THE EXERCISE:
Collect each line of the records containing the string "minst".

RECORDS SUPPLIED:
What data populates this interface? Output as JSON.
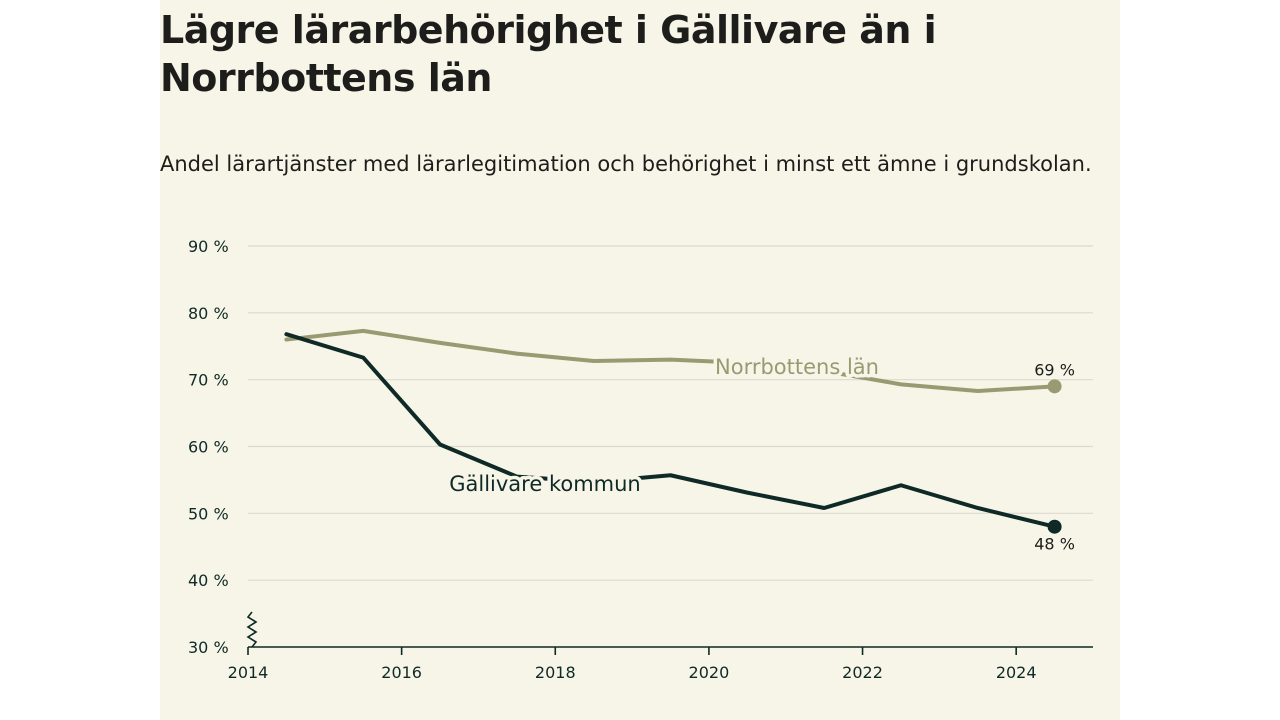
{
  "title": "Lägre lärarbehörighet i Gällivare än i Norrbottens län",
  "subtitle": "Andel lärartjänster med lärarlegitimation och behörighet i minst ett ämne i grundskolan.",
  "chart_data": {
    "type": "line",
    "title": "Lägre lärarbehörighet i Gällivare än i Norrbottens län",
    "subtitle": "Andel lärartjänster med lärarlegitimation och behörighet i minst ett ämne i grundskolan.",
    "ylim": [
      30,
      90
    ],
    "xlim": [
      2014,
      2025
    ],
    "y_ticks": [
      30,
      40,
      50,
      60,
      70,
      80,
      90
    ],
    "y_tick_labels": [
      "30 %",
      "40 %",
      "50 %",
      "60 %",
      "70 %",
      "80 %",
      "90 %"
    ],
    "x_ticks": [
      2014,
      2016,
      2018,
      2020,
      2022,
      2024
    ],
    "x_tick_labels": [
      "2014",
      "2016",
      "2018",
      "2020",
      "2022",
      "2024"
    ],
    "y_axis_broken": true,
    "grid": true,
    "series": [
      {
        "name": "Norrbottens län",
        "color": "#9a9a72",
        "x": [
          2014.5,
          2015.5,
          2016.5,
          2017.5,
          2018.5,
          2019.5,
          2020.5,
          2021.5,
          2022.5,
          2023.5,
          2024.5
        ],
        "values": [
          76.0,
          77.3,
          75.5,
          73.9,
          72.8,
          73.0,
          72.5,
          71.3,
          69.3,
          68.3,
          69.0
        ],
        "end_label": "69 %"
      },
      {
        "name": "Gällivare kommun",
        "color": "#0f2a26",
        "x": [
          2014.5,
          2015.5,
          2016.5,
          2017.5,
          2018.5,
          2019.5,
          2020.5,
          2021.5,
          2022.5,
          2023.5,
          2024.5
        ],
        "values": [
          76.8,
          73.3,
          60.3,
          55.5,
          54.7,
          55.7,
          53.1,
          50.8,
          54.2,
          50.8,
          48.0
        ],
        "end_label": "48 %"
      }
    ]
  }
}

RESPONSE BELOW:
  "subtitle": "Andel lärartjänster med lärarlegitimation och behörighet i minst ett ämne i grundskolan.",
    "subtitle": "Andel lärartjänster med lärarlegitimation och behörighet i minst ett ämne i grundskolan.",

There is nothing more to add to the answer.